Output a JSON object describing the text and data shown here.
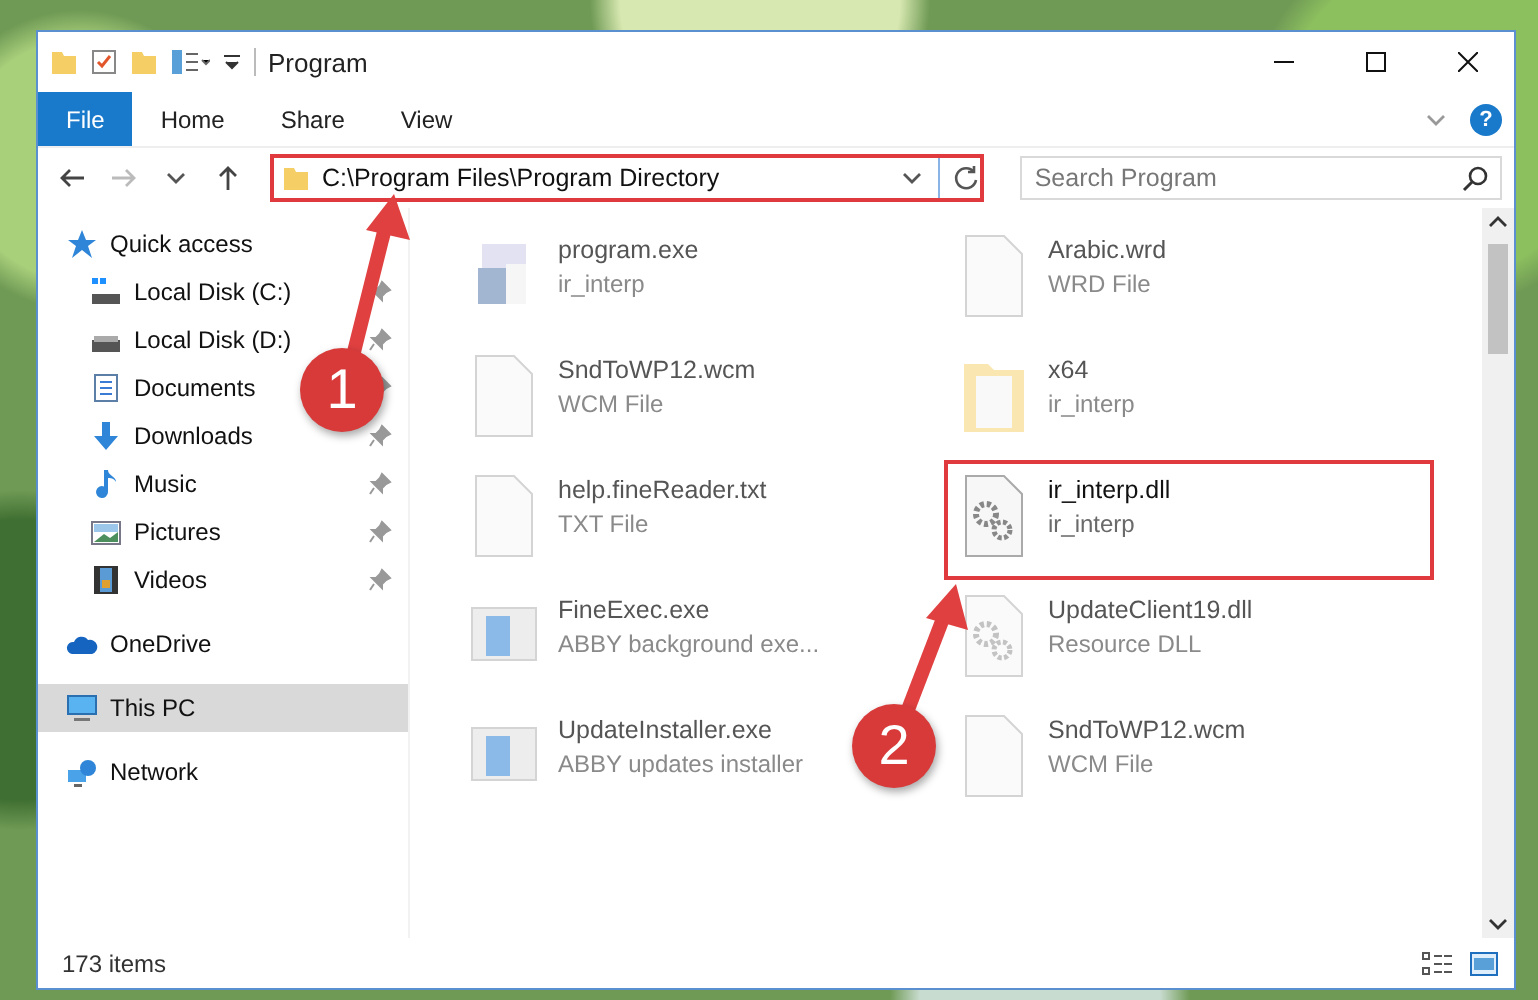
{
  "window": {
    "title": "Program"
  },
  "ribbon": {
    "tabs": [
      {
        "label": "File",
        "selected": true
      },
      {
        "label": "Home",
        "selected": false
      },
      {
        "label": "Share",
        "selected": false
      },
      {
        "label": "View",
        "selected": false
      }
    ],
    "help": "?"
  },
  "address_bar": {
    "path": "C:\\Program Files\\Program Directory",
    "highlighted": true
  },
  "search": {
    "placeholder": "Search Program"
  },
  "sidebar": {
    "items": [
      {
        "label": "Quick access",
        "kind": "star",
        "selected": false,
        "children": [
          {
            "label": "Local Disk (C:)",
            "kind": "diskc",
            "pinned": true,
            "selected": false
          },
          {
            "label": "Local Disk (D:)",
            "kind": "disk",
            "pinned": true,
            "selected": false
          },
          {
            "label": "Documents",
            "kind": "documents",
            "pinned": true,
            "selected": false
          },
          {
            "label": "Downloads",
            "kind": "downloads",
            "pinned": true,
            "selected": false
          },
          {
            "label": "Music",
            "kind": "music",
            "pinned": true,
            "selected": false
          },
          {
            "label": "Pictures",
            "kind": "pictures",
            "pinned": true,
            "selected": false
          },
          {
            "label": "Videos",
            "kind": "videos",
            "pinned": true,
            "selected": false
          }
        ]
      },
      {
        "label": "OneDrive",
        "kind": "cloud",
        "selected": false
      },
      {
        "label": "This PC",
        "kind": "pc",
        "selected": true
      },
      {
        "label": "Network",
        "kind": "network",
        "selected": false
      }
    ]
  },
  "files": [
    {
      "name": "program.exe",
      "type": "ir_interp",
      "kind": "setup",
      "blurred": true,
      "highlighted": false
    },
    {
      "name": "Arabic.wrd",
      "type": "WRD File",
      "kind": "doc",
      "blurred": true,
      "highlighted": false
    },
    {
      "name": "SndToWP12.wcm",
      "type": "WCM File",
      "kind": "doc",
      "blurred": true,
      "highlighted": false
    },
    {
      "name": "x64",
      "type": "ir_interp",
      "kind": "folder",
      "blurred": true,
      "highlighted": false
    },
    {
      "name": "help.fineReader.txt",
      "type": "TXT File",
      "kind": "doc",
      "blurred": true,
      "highlighted": false
    },
    {
      "name": "ir_interp.dll",
      "type": "ir_interp",
      "kind": "dll",
      "blurred": false,
      "highlighted": true
    },
    {
      "name": "FineExec.exe",
      "type": "ABBY background exe...",
      "kind": "app",
      "blurred": true,
      "highlighted": false
    },
    {
      "name": "UpdateClient19.dll",
      "type": "Resource DLL",
      "kind": "dll",
      "blurred": true,
      "highlighted": false
    },
    {
      "name": "UpdateInstaller.exe",
      "type": "ABBY updates installer",
      "kind": "app",
      "blurred": true,
      "highlighted": false
    },
    {
      "name": "SndToWP12.wcm",
      "type": "WCM File",
      "kind": "doc",
      "blurred": true,
      "highlighted": false
    }
  ],
  "status_bar": {
    "count": "173 items"
  },
  "callouts": [
    {
      "number": "1"
    },
    {
      "number": "2"
    }
  ]
}
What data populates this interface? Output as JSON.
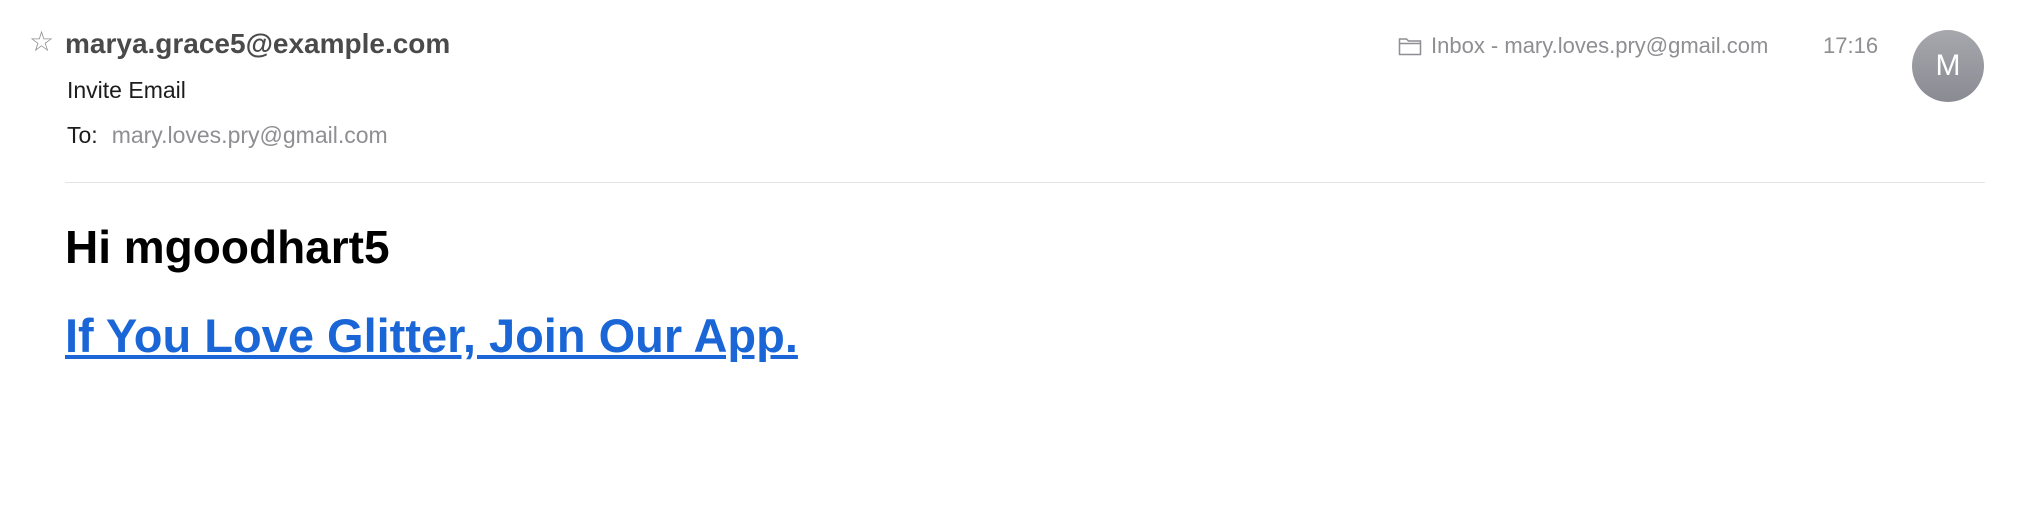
{
  "header": {
    "sender": "marya.grace5@example.com",
    "subject": "Invite Email",
    "to_label": "To:",
    "to_address": "mary.loves.pry@gmail.com",
    "mailbox": "Inbox - mary.loves.pry@gmail.com",
    "time": "17:16",
    "avatar_initial": "M",
    "star_glyph": "☆"
  },
  "icons": {
    "star": "star-icon",
    "mailbox": "folder-icon"
  },
  "body": {
    "greeting": "Hi mgoodhart5",
    "cta_link": "If You Love Glitter, Join Our App."
  },
  "colors": {
    "link": "#1a66d6",
    "secondary_text": "#8e8e93",
    "avatar": "#9a9aa1"
  }
}
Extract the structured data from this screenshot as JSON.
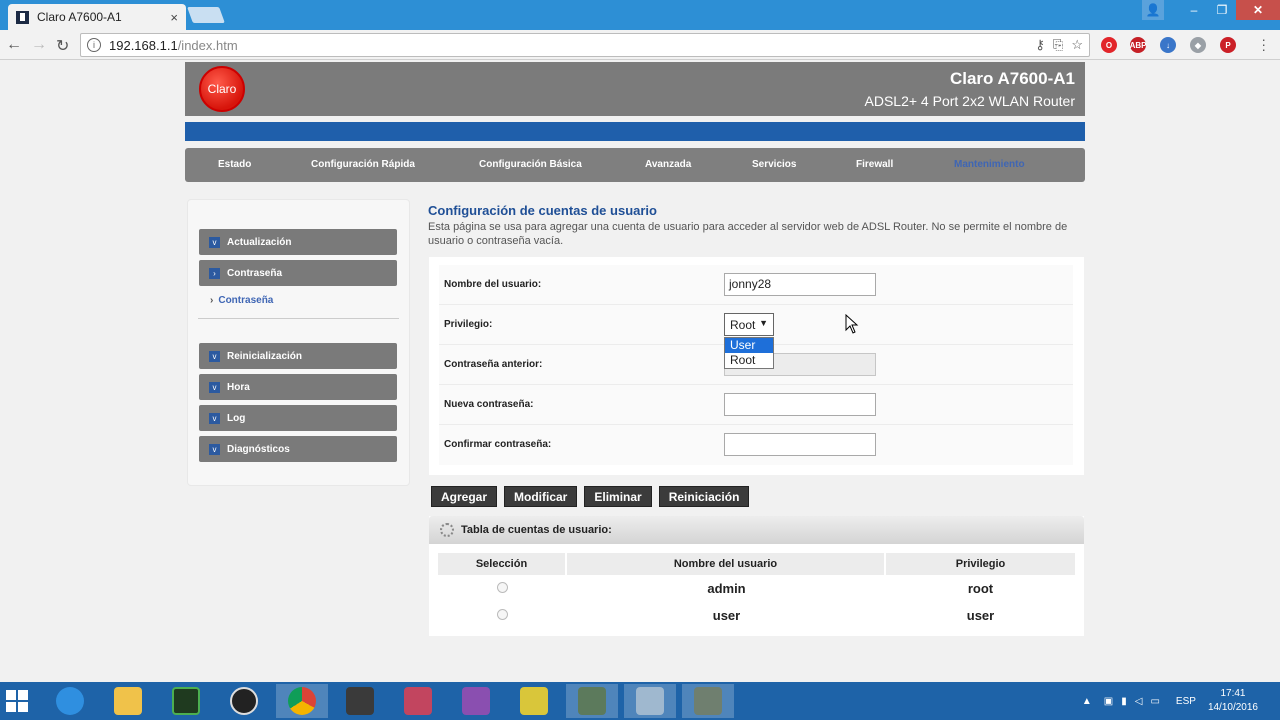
{
  "browser": {
    "tab_title": "Claro A7600-A1",
    "tab_close": "×",
    "url_host": "192.168.1.1",
    "url_path": "/index.htm",
    "window_controls": [
      "–",
      "❐",
      "✕"
    ]
  },
  "router": {
    "logo_text": "Claro",
    "model": "Claro A7600-A1",
    "subtitle": "ADSL2+ 4 Port 2x2 WLAN Router"
  },
  "main_nav": [
    {
      "label": "Estado"
    },
    {
      "label": "Configuración Rápida"
    },
    {
      "label": "Configuración Básica"
    },
    {
      "label": "Avanzada"
    },
    {
      "label": "Servicios"
    },
    {
      "label": "Firewall"
    },
    {
      "label": "Mantenimiento",
      "active": true
    }
  ],
  "sidebar": {
    "items": [
      {
        "label": "Actualización"
      },
      {
        "label": "Contraseña"
      },
      {
        "label": "Reinicialización"
      },
      {
        "label": "Hora"
      },
      {
        "label": "Log"
      },
      {
        "label": "Diagnósticos"
      }
    ],
    "subitem": "Contraseña"
  },
  "page": {
    "title": "Configuración de cuentas de usuario",
    "description": "Esta página se usa para agregar una cuenta de usuario para acceder al servidor web de ADSL Router. No se permite el nombre de usuario o contraseña vacía."
  },
  "form": {
    "username_label": "Nombre del usuario:",
    "username_value": "jonny28",
    "privilege_label": "Privilegio:",
    "privilege_value": "Root",
    "privilege_options": [
      "User",
      "Root"
    ],
    "old_password_label": "Contraseña anterior:",
    "new_password_label": "Nueva contraseña:",
    "confirm_password_label": "Confirmar contraseña:"
  },
  "buttons": {
    "add": "Agregar",
    "modify": "Modificar",
    "delete": "Eliminar",
    "reset": "Reiniciación"
  },
  "table": {
    "title": "Tabla de cuentas de usuario:",
    "columns": [
      "Selección",
      "Nombre del usuario",
      "Privilegio"
    ],
    "rows": [
      {
        "name": "admin",
        "privilege": "root"
      },
      {
        "name": "user",
        "privilege": "user"
      }
    ]
  },
  "taskbar": {
    "language": "ESP",
    "time": "17:41",
    "date": "14/10/2016"
  }
}
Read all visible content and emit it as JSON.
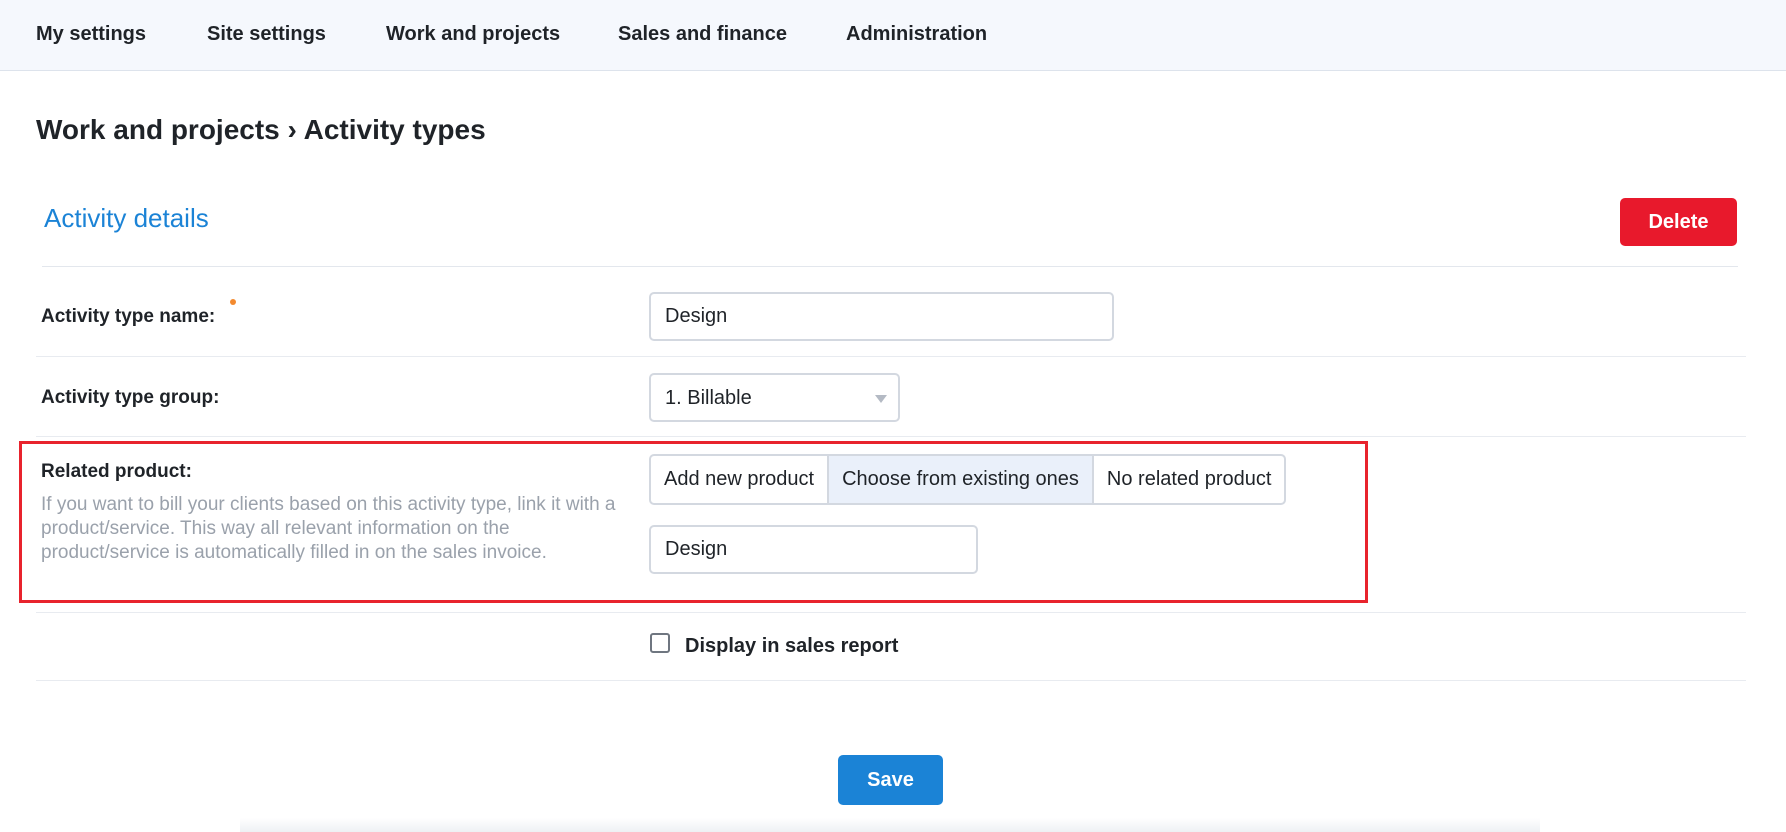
{
  "nav": {
    "items": [
      {
        "label": "My settings"
      },
      {
        "label": "Site settings"
      },
      {
        "label": "Work and projects"
      },
      {
        "label": "Sales and finance"
      },
      {
        "label": "Administration"
      }
    ]
  },
  "page": {
    "breadcrumb": "Work and projects › Activity types"
  },
  "section": {
    "title": "Activity details",
    "delete_label": "Delete"
  },
  "form": {
    "activity_type_name": {
      "label": "Activity type name:",
      "value": "Design"
    },
    "activity_type_group": {
      "label": "Activity type group:",
      "selected": "1. Billable"
    },
    "related_product": {
      "label": "Related product:",
      "help": "If you want to bill your clients based on this activity type, link it with a product/service. This way all relevant information on the product/service is automatically filled in on the sales invoice.",
      "options": [
        {
          "label": "Add new product"
        },
        {
          "label": "Choose from existing ones"
        },
        {
          "label": "No related product"
        }
      ],
      "selected_option": "Choose from existing ones",
      "value": "Design"
    },
    "display_in_sales_report": {
      "label": "Display in sales report",
      "checked": false
    },
    "save_label": "Save"
  },
  "colors": {
    "accent": "#1b83d6",
    "danger": "#e8192c",
    "highlight": "#e8232d",
    "required": "#f38a2f"
  }
}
--------------------
Copy each line from the records above that includes the string "ones".

          "label": "Choose from existing ones"
      "selected_option": "Choose from existing ones",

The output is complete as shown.